What you have to do
Find each line holding "name" and copy it out.

===== Input data =====

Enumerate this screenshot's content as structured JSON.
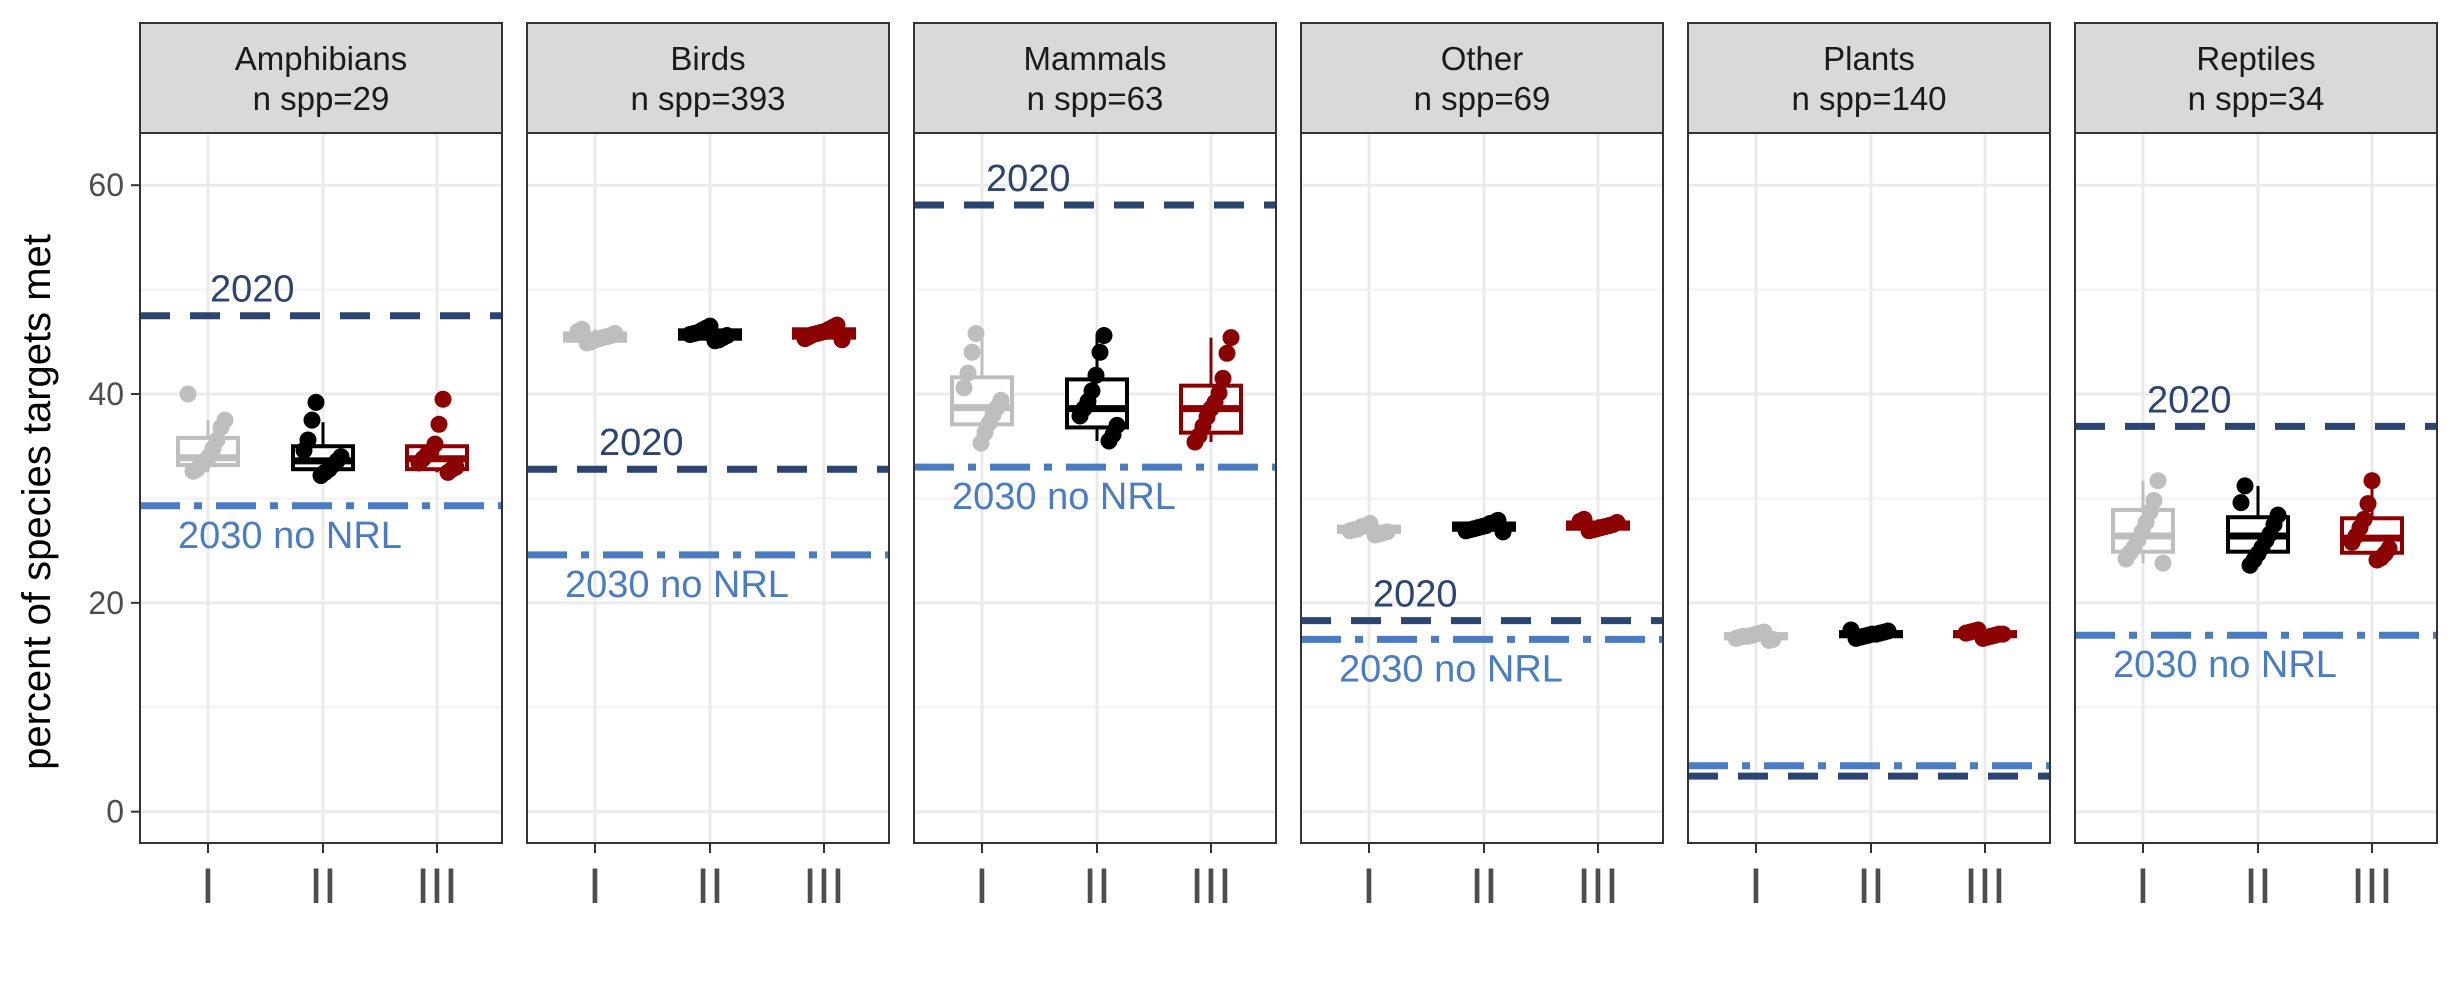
{
  "chart_data": {
    "type": "box",
    "ylabel": "percent of species targets met",
    "ylim": [
      -3,
      65
    ],
    "yticks": [
      0,
      20,
      40,
      60
    ],
    "categories": [
      "I",
      "II",
      "III"
    ],
    "grid": true,
    "colors": {
      "I": "#bebebe",
      "II": "#000000",
      "III": "#8b0000",
      "line_2020": "#2c4470",
      "line_2030": "#4a7cc4",
      "strip_bg": "#d9d9d9",
      "grid": "#ebebeb",
      "tick_text": "#4d4d4d"
    },
    "panels": [
      {
        "title": "Amphibians",
        "subtitle": "n spp=29",
        "ref_2020": {
          "value": 47.5,
          "label": "2020"
        },
        "ref_2030": {
          "value": 29.3,
          "label": "2030 no NRL"
        },
        "boxes": [
          {
            "category": "I",
            "q1": 33.2,
            "median": 33.9,
            "q3": 35.8,
            "min": 32.5,
            "max": 37.5,
            "points": [
              40.0,
              37.5,
              36.8,
              35.6,
              34.8,
              34.0,
              33.6,
              33.2,
              32.8,
              32.6
            ]
          },
          {
            "category": "II",
            "q1": 32.8,
            "median": 33.6,
            "q3": 35.0,
            "min": 32.2,
            "max": 37.3,
            "points": [
              39.2,
              37.5,
              35.6,
              34.6,
              34.0,
              33.6,
              33.2,
              32.8,
              32.5,
              32.2
            ]
          },
          {
            "category": "III",
            "q1": 32.8,
            "median": 33.8,
            "q3": 35.0,
            "min": 32.5,
            "max": 35.8,
            "points": [
              39.5,
              37.1,
              35.2,
              34.5,
              34.2,
              33.8,
              33.4,
              33.0,
              32.8,
              32.5
            ]
          }
        ]
      },
      {
        "title": "Birds",
        "subtitle": "n spp=393",
        "ref_2020": {
          "value": 32.8,
          "label": "2020"
        },
        "ref_2030": {
          "value": 24.6,
          "label": "2030 no NRL"
        },
        "boxes": [
          {
            "category": "I",
            "q1": 45.1,
            "median": 45.5,
            "q3": 45.8,
            "min": 44.9,
            "max": 46.2,
            "points": [
              46.2,
              46.0,
              45.8,
              45.6,
              45.5,
              45.4,
              45.3,
              45.2,
              45.0,
              44.9
            ]
          },
          {
            "category": "II",
            "q1": 45.3,
            "median": 45.8,
            "q3": 46.1,
            "min": 45.1,
            "max": 46.5,
            "points": [
              46.5,
              46.3,
              46.1,
              45.9,
              45.8,
              45.7,
              45.6,
              45.4,
              45.2,
              45.1
            ]
          },
          {
            "category": "III",
            "q1": 45.4,
            "median": 45.9,
            "q3": 46.2,
            "min": 45.2,
            "max": 46.6,
            "points": [
              46.6,
              46.4,
              46.2,
              46.0,
              45.9,
              45.8,
              45.7,
              45.5,
              45.3,
              45.2
            ]
          }
        ]
      },
      {
        "title": "Mammals",
        "subtitle": "n spp=63",
        "ref_2020": {
          "value": 58.1,
          "label": "2020"
        },
        "ref_2030": {
          "value": 33.0,
          "label": "2030 no NRL"
        },
        "boxes": [
          {
            "category": "I",
            "q1": 37.1,
            "median": 38.7,
            "q3": 41.6,
            "min": 35.3,
            "max": 45.8,
            "points": [
              45.8,
              44.0,
              42.0,
              40.6,
              39.4,
              38.7,
              38.0,
              37.2,
              36.3,
              35.3
            ]
          },
          {
            "category": "II",
            "q1": 36.8,
            "median": 38.6,
            "q3": 41.4,
            "min": 35.5,
            "max": 45.6,
            "points": [
              45.6,
              44.0,
              41.8,
              40.3,
              39.3,
              38.6,
              37.9,
              37.0,
              36.1,
              35.5
            ]
          },
          {
            "category": "III",
            "q1": 36.3,
            "median": 38.6,
            "q3": 40.8,
            "min": 35.4,
            "max": 45.4,
            "points": [
              45.4,
              43.9,
              41.5,
              40.1,
              39.2,
              38.6,
              37.8,
              36.9,
              36.0,
              35.4
            ]
          }
        ]
      },
      {
        "title": "Other",
        "subtitle": "n spp=69",
        "ref_2020": {
          "value": 18.3,
          "label": "2020"
        },
        "ref_2030": {
          "value": 16.5,
          "label": "2030 no NRL"
        },
        "boxes": [
          {
            "category": "I",
            "q1": 26.8,
            "median": 27.0,
            "q3": 27.3,
            "min": 26.5,
            "max": 27.6,
            "points": [
              27.6,
              27.4,
              27.3,
              27.1,
              27.0,
              26.9,
              26.8,
              26.7,
              26.6,
              26.5
            ]
          },
          {
            "category": "II",
            "q1": 27.0,
            "median": 27.3,
            "q3": 27.6,
            "min": 26.8,
            "max": 27.9,
            "points": [
              27.9,
              27.7,
              27.6,
              27.4,
              27.3,
              27.2,
              27.1,
              27.0,
              26.9,
              26.8
            ]
          },
          {
            "category": "III",
            "q1": 27.1,
            "median": 27.4,
            "q3": 27.7,
            "min": 26.9,
            "max": 28.0,
            "points": [
              28.0,
              27.8,
              27.7,
              27.5,
              27.4,
              27.3,
              27.2,
              27.1,
              27.0,
              26.9
            ]
          }
        ]
      },
      {
        "title": "Plants",
        "subtitle": "n spp=140",
        "ref_2020": {
          "value": 3.4,
          "label": ""
        },
        "ref_2030": {
          "value": 4.4,
          "label": ""
        },
        "boxes": [
          {
            "category": "I",
            "q1": 16.6,
            "median": 16.8,
            "q3": 17.0,
            "min": 16.4,
            "max": 17.2,
            "points": [
              17.2,
              17.1,
              17.0,
              16.9,
              16.8,
              16.8,
              16.7,
              16.6,
              16.5,
              16.4
            ]
          },
          {
            "category": "II",
            "q1": 16.8,
            "median": 17.0,
            "q3": 17.2,
            "min": 16.6,
            "max": 17.4,
            "points": [
              17.4,
              17.3,
              17.2,
              17.1,
              17.0,
              17.0,
              16.9,
              16.8,
              16.7,
              16.6
            ]
          },
          {
            "category": "III",
            "q1": 16.8,
            "median": 17.0,
            "q3": 17.2,
            "min": 16.6,
            "max": 17.4,
            "points": [
              17.4,
              17.3,
              17.2,
              17.1,
              17.0,
              17.0,
              16.9,
              16.8,
              16.7,
              16.6
            ]
          }
        ]
      },
      {
        "title": "Reptiles",
        "subtitle": "n spp=34",
        "ref_2020": {
          "value": 36.9,
          "label": "2020"
        },
        "ref_2030": {
          "value": 16.9,
          "label": "2030 no NRL"
        },
        "boxes": [
          {
            "category": "I",
            "q1": 24.9,
            "median": 26.4,
            "q3": 28.9,
            "min": 23.8,
            "max": 31.7,
            "points": [
              31.7,
              29.8,
              28.7,
              27.7,
              26.8,
              26.0,
              25.3,
              24.8,
              24.2,
              23.8
            ]
          },
          {
            "category": "II",
            "q1": 24.9,
            "median": 26.4,
            "q3": 28.2,
            "min": 23.6,
            "max": 31.2,
            "points": [
              31.2,
              29.6,
              28.4,
              27.5,
              26.6,
              26.0,
              25.3,
              24.7,
              24.1,
              23.6
            ]
          },
          {
            "category": "III",
            "q1": 24.8,
            "median": 26.2,
            "q3": 28.1,
            "min": 24.1,
            "max": 31.7,
            "points": [
              31.7,
              29.5,
              28.0,
              27.2,
              26.4,
              25.8,
              25.2,
              24.7,
              24.3,
              24.1
            ]
          }
        ]
      }
    ]
  }
}
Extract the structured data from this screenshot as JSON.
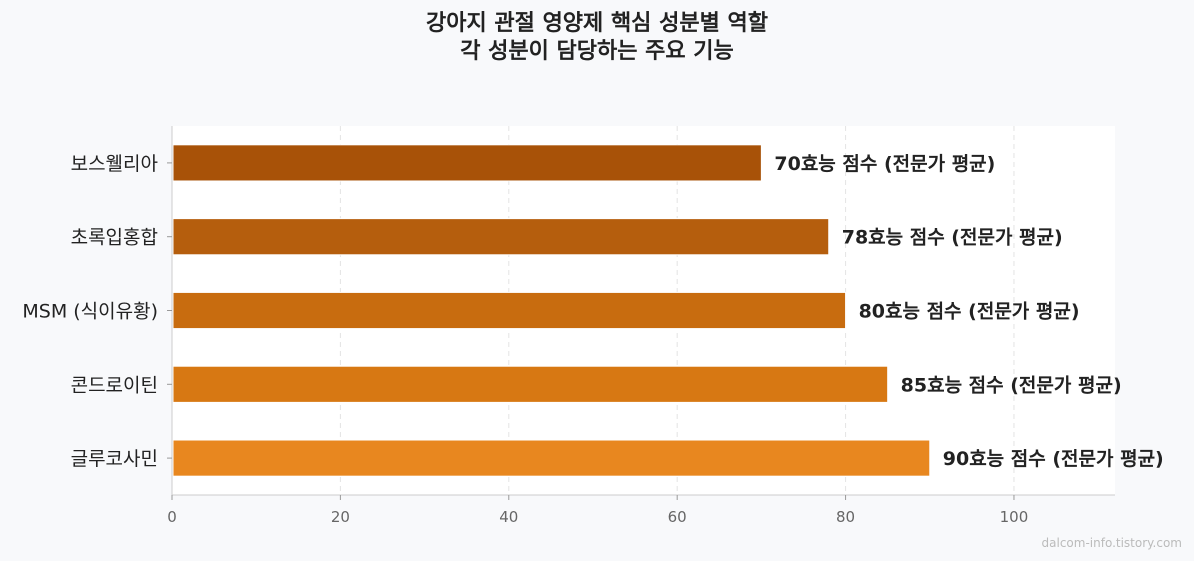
{
  "chart_data": {
    "type": "bar",
    "orientation": "horizontal",
    "title": "강아지 관절 영양제 핵심 성분별 역할",
    "subtitle": "각 성분이 담당하는 주요 기능",
    "categories": [
      "보스웰리아",
      "초록입홍합",
      "MSM (식이유황)",
      "콘드로이틴",
      "글루코사민"
    ],
    "values": [
      70,
      78,
      80,
      85,
      90
    ],
    "value_label_suffix": "효능 점수 (전문가 평균)",
    "colors": [
      "#a85208",
      "#b55e0d",
      "#c86c0f",
      "#d77813",
      "#e8871f"
    ],
    "xlabel": "",
    "ylabel": "",
    "xlim": [
      0,
      112
    ],
    "x_ticks": [
      0,
      20,
      40,
      60,
      80,
      100
    ],
    "grid": "vertical dashed",
    "legend": "none"
  },
  "watermark": "dalcom-info.tistory.com"
}
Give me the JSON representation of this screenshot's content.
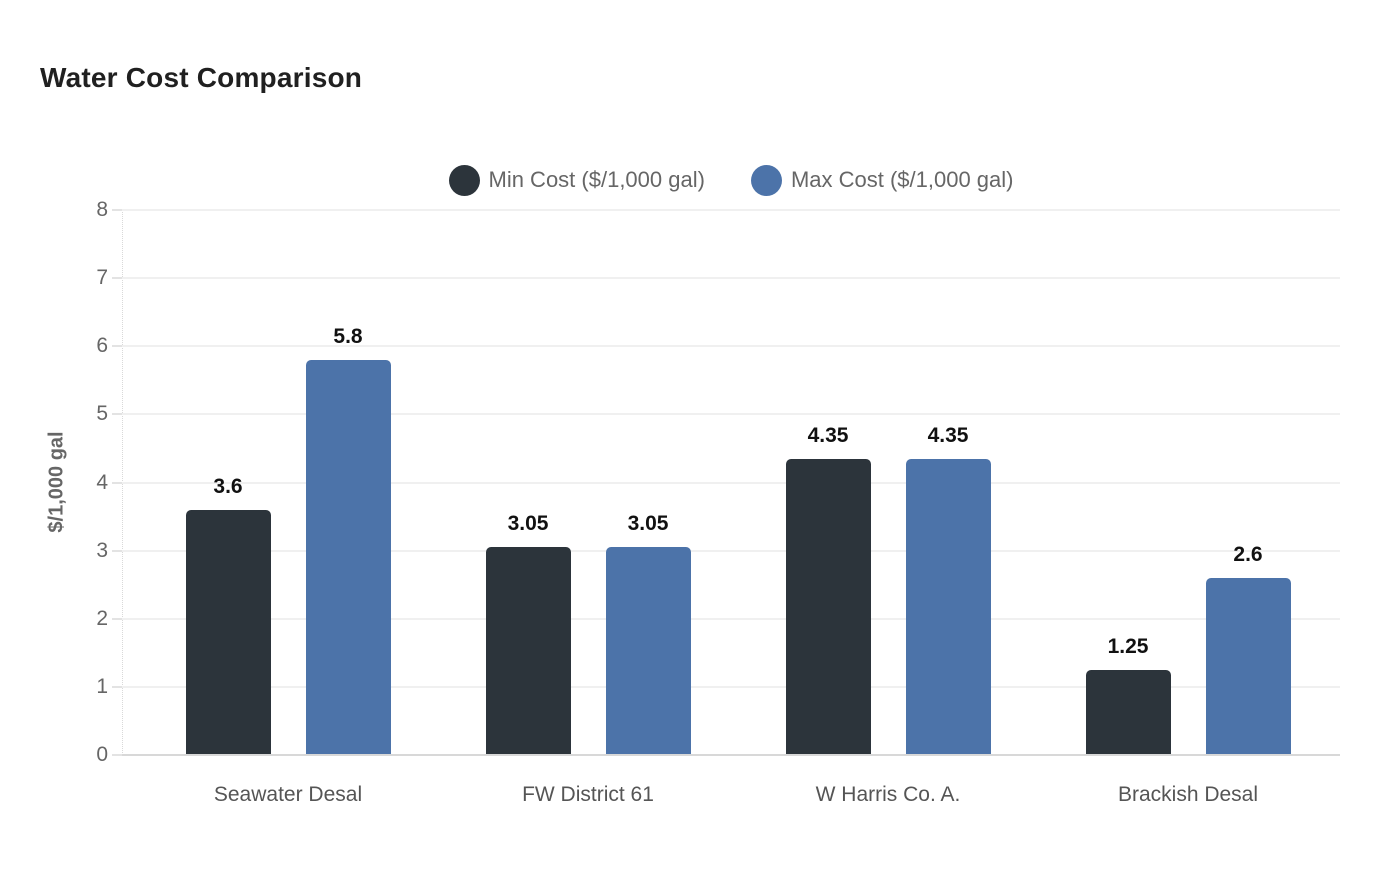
{
  "title": "Water Cost Comparison",
  "chart_data": {
    "type": "bar",
    "title": "Water Cost Comparison",
    "categories": [
      "Seawater Desal",
      "FW District 61",
      "W Harris Co. A.",
      "Brackish Desal"
    ],
    "series": [
      {
        "name": "Min Cost ($/1,000 gal)",
        "color": "#2c343b",
        "values": [
          3.6,
          3.05,
          4.35,
          1.25
        ],
        "labels": [
          "3.6",
          "3.05",
          "4.35",
          "1.25"
        ]
      },
      {
        "name": "Max Cost ($/1,000 gal)",
        "color": "#4c73a9",
        "values": [
          5.8,
          3.05,
          4.35,
          2.6
        ],
        "labels": [
          "5.8",
          "3.05",
          "4.35",
          "2.6"
        ]
      }
    ],
    "xlabel": "",
    "ylabel": "$/1,000 gal",
    "ylim": [
      0,
      8
    ],
    "yticks": [
      0,
      1,
      2,
      3,
      4,
      5,
      6,
      7,
      8
    ],
    "grid": true,
    "legend_position": "top-center",
    "data_labels": true,
    "colors": {
      "grid": "#f0f0f0",
      "baseline": "#d8d8d8",
      "tick_text": "#666666",
      "category_text": "#555555",
      "data_label_text": "#111111",
      "title_text": "#202020",
      "legend_text": "#666666",
      "background": "#ffffff"
    }
  }
}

=====

The reply
        "name": "Min Cost ($/1,000 gal)",
        "name": "Max Cost ($/1,000 gal)",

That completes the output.